■ GIVEN EXERCISE ■
Write out every line below that includes the word "работа".

═══ MATERIAL PROVIDED ═══

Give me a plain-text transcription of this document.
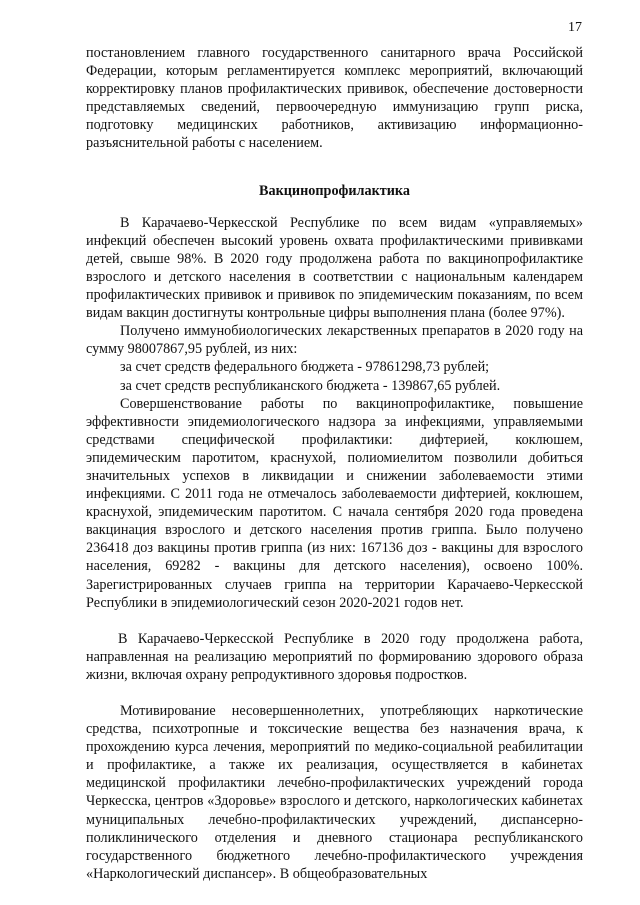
17

постановлением главного государственного санитарного врача Российской Федерации, которым регламентируется комплекс мероприятий, включающий корректировку планов профилактических прививок, обеспечение достоверности представляемых сведений, первоочередную иммунизацию групп риска, подготовку медицинских работников, активизацию информационно-разъяснительной работы с населением.

Вакцинопрофилактика

В Карачаево-Черкесской Республике по всем видам «управляемых» инфекций обеспечен высокий уровень охвата профилактическими прививками детей, свыше 98%. В 2020 году продолжена работа по вакцинопрофилактике взрослого и детского населения в соответствии с национальным календарем профилактических прививок и прививок по эпидемическим показаниям, по всем видам вакцин достигнуты контрольные цифры выполнения плана (более 97%).

Получено иммунобиологических лекарственных препаратов в 2020 году на сумму 98007867,95 рублей, из них:

за счет средств федерального бюджета - 97861298,73 рублей;

за счет средств республиканского бюджета - 139867,65 рублей.

Совершенствование работы по вакцинопрофилактике, повышение эффективности эпидемиологического надзора за инфекциями, управляемыми средствами специфической профилактики: дифтерией, коклюшем, эпидемическим паротитом, краснухой, полиомиелитом позволили добиться значительных успехов в ликвидации и снижении заболеваемости этими инфекциями. С 2011 года не отмечалось заболеваемости дифтерией, коклюшем, краснухой, эпидемическим паротитом. С начала сентября 2020 года проведена вакцинация взрослого и детского населения против гриппа. Было получено 236418 доз вакцины против гриппа (из них: 167136 доз - вакцины для взрослого населения, 69282 - вакцины для детского населения), освоено 100%. Зарегистрированных случаев гриппа на территории Карачаево-Черкесской Республики в эпидемиологический сезон 2020-2021 годов нет.

В Карачаево-Черкесской Республике в 2020 году продолжена работа, направленная на реализацию мероприятий по формированию здорового образа жизни, включая охрану репродуктивного здоровья подростков.

Мотивирование несовершеннолетних, употребляющих наркотические средства, психотропные и токсические вещества без назначения врача, к прохождению курса лечения, мероприятий по медико-социальной реабилитации и профилактике, а также их реализация, осуществляется в кабинетах медицинской профилактики лечебно-профилактических учреждений города Черкесска, центров «Здоровье» взрослого и детского, наркологических кабинетах муниципальных лечебно-профилактических учреждений, диспансерно-поликлинического отделения и дневного стационара республиканского государственного бюджетного лечебно-профилактического учреждения «Наркологический диспансер». В общеобразовательных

═══

■ ANSWER TO THIS EXERCISE ■
В Карачаево-Черкесской Республике по всем видам «управляемых» инфекций обеспечен высокий уровень охвата профилактическими прививками детей, свыше 98%. В 2020 году продолжена работа по вакцинопрофилактике взрослого и детского населения в соответствии с национальным календарем профилактических прививок и прививок по эпидемическим показаниям, по всем видам вакцин достигнуты контрольные цифры выполнения плана (более 97%).
В Карачаево-Черкесской Республике в 2020 году продолжена работа, направленная на реализацию мероприятий по формированию здорового образа жизни, включая охрану репродуктивного здоровья подростков.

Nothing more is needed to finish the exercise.